→ EXERCISE BRIEF
Check every line of the data below for the string "name", and copy the ones that hold it.

▬▬▬▬▬▬▬▬▬▬

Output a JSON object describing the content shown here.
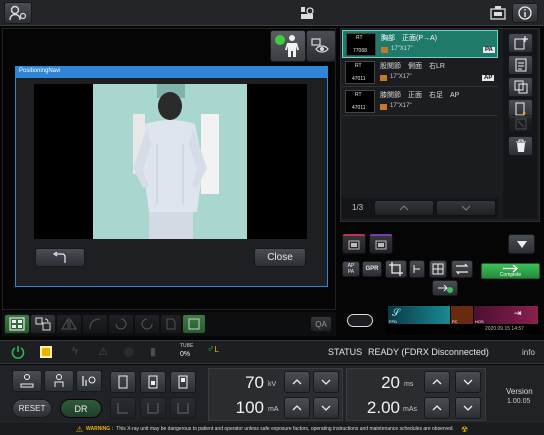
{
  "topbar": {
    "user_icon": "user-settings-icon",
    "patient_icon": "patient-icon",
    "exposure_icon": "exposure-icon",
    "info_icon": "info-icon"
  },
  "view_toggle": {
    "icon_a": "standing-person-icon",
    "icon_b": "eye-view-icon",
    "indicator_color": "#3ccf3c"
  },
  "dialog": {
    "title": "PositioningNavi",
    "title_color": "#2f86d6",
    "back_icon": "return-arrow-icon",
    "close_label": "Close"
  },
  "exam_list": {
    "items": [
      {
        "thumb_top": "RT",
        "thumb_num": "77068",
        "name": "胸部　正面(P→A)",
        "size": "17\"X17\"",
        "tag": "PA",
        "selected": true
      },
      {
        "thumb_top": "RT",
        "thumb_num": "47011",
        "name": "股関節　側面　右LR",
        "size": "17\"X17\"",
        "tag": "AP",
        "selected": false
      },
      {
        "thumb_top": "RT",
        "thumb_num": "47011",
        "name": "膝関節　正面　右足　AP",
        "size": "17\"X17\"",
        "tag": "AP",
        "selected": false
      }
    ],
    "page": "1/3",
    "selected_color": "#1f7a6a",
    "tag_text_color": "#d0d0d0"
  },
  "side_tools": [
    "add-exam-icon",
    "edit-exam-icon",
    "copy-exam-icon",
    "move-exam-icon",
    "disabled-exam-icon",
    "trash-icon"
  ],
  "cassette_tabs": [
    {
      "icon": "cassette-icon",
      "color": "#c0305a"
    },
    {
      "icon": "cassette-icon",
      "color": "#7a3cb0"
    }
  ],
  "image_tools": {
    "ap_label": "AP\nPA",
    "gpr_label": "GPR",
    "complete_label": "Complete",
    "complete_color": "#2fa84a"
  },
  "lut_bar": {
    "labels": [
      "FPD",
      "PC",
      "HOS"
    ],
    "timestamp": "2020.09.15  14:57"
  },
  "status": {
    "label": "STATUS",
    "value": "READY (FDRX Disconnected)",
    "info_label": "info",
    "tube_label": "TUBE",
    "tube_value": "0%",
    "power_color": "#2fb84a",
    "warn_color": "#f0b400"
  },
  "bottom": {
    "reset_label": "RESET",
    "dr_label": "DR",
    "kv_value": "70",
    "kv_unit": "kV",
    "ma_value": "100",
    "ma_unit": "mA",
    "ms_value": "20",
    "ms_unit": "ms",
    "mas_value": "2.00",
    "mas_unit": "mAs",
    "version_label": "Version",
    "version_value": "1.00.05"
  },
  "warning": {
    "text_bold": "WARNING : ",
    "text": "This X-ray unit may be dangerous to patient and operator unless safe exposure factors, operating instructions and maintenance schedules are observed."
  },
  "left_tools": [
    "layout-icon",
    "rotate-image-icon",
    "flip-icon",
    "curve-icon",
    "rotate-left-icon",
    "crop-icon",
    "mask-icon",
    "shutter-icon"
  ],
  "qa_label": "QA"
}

▬▬▬▬▬▬▬▬▬▬

→ EXERCISE RESPONSE
        "name": "胸部　正面(P→A)",
        "name": "股関節　側面　右LR",
        "name": "膝関節　正面　右足　AP",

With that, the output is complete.